◆ **Required work**:
Filter the data for lines with the word "text", then copy every line so identified.

*****

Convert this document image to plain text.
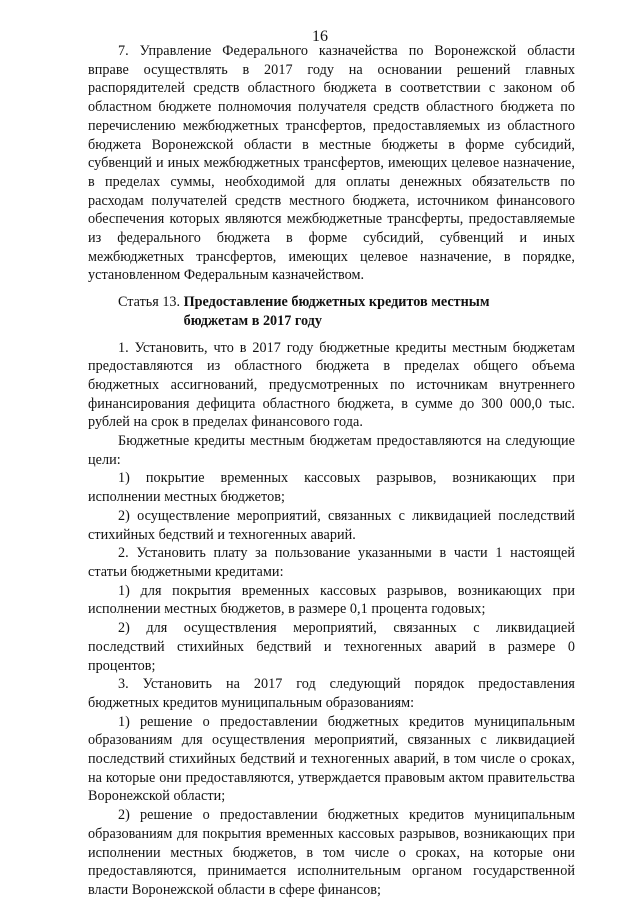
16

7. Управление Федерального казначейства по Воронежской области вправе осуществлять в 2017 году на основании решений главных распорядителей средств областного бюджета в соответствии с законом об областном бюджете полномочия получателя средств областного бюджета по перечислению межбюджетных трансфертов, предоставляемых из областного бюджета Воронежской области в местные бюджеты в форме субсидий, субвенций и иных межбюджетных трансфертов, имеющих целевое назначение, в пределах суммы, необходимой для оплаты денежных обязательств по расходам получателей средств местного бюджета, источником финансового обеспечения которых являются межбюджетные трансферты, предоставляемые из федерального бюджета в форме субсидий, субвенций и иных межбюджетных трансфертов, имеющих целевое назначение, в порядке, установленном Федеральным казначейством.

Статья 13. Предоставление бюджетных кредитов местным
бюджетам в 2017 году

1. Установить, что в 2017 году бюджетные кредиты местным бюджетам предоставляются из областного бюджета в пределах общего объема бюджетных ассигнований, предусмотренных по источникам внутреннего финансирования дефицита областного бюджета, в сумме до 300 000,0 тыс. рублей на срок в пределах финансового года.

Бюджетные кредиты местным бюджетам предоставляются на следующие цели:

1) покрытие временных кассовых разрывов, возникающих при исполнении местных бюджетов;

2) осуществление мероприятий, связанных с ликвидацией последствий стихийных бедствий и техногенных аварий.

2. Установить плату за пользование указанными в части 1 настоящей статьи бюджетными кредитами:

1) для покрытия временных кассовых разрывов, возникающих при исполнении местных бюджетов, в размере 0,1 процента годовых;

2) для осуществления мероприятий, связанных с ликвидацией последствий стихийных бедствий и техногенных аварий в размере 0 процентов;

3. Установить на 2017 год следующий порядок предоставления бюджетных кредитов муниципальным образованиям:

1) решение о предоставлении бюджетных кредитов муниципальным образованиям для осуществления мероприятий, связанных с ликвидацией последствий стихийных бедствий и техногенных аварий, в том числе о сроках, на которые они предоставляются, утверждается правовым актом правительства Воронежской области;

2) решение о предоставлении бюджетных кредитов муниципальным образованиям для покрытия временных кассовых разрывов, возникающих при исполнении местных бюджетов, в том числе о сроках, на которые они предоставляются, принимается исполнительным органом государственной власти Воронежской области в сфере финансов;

*****

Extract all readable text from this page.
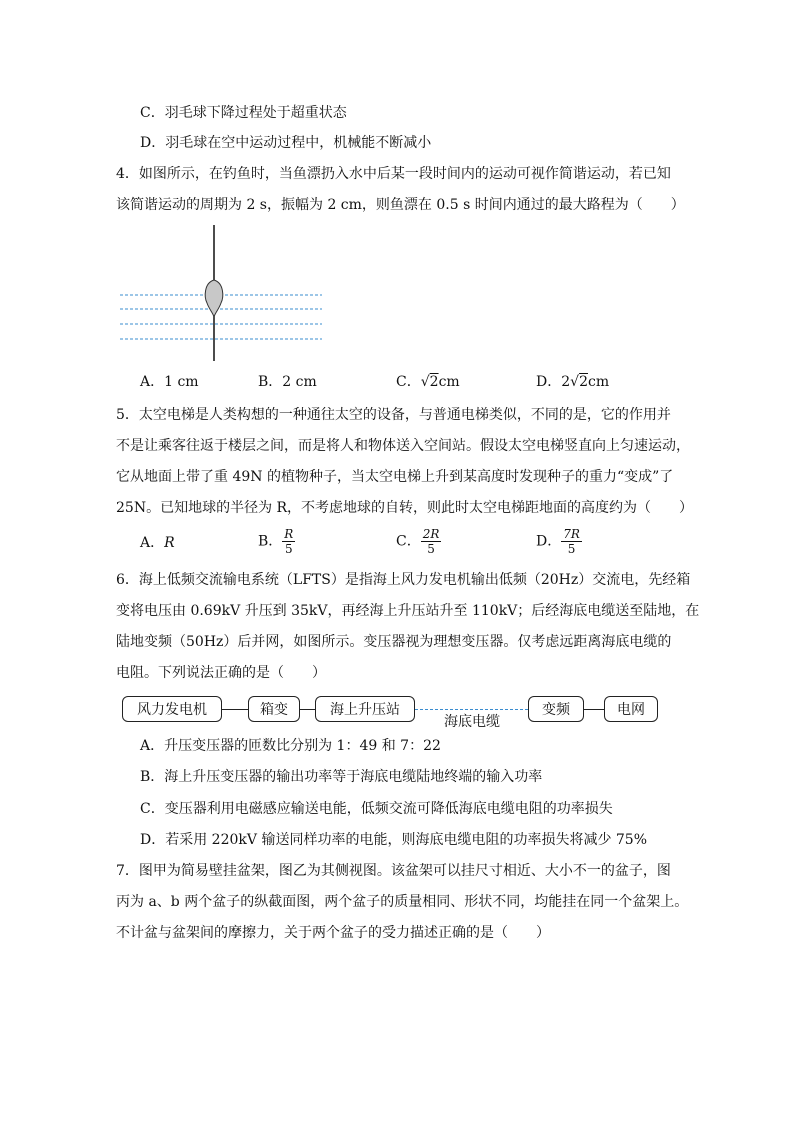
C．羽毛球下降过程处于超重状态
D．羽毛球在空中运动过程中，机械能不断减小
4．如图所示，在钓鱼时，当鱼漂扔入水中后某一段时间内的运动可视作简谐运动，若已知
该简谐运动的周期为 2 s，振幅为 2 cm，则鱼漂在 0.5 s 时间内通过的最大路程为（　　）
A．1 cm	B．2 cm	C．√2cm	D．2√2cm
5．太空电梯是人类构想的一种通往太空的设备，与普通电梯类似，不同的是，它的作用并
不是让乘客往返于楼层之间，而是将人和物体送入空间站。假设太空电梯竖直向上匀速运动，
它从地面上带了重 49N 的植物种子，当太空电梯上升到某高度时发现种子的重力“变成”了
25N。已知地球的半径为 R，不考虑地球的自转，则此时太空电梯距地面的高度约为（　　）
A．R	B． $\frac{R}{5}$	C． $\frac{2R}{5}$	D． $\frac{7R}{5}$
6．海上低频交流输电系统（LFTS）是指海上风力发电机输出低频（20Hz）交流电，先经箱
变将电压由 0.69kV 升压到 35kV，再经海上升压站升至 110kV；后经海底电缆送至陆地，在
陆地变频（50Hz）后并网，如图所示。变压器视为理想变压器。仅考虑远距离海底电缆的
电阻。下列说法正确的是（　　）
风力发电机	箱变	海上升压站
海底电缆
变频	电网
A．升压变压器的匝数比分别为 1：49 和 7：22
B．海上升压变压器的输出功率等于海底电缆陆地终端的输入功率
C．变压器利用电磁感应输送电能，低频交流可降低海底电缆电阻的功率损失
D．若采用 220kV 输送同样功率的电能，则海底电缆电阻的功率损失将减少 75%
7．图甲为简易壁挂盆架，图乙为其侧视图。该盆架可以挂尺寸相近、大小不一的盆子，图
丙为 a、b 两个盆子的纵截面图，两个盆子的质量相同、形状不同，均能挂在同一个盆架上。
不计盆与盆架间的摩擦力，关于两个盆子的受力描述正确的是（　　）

*****

◆ **Solution**:
Convert this document image to plain text.
Extract all readable text from this page.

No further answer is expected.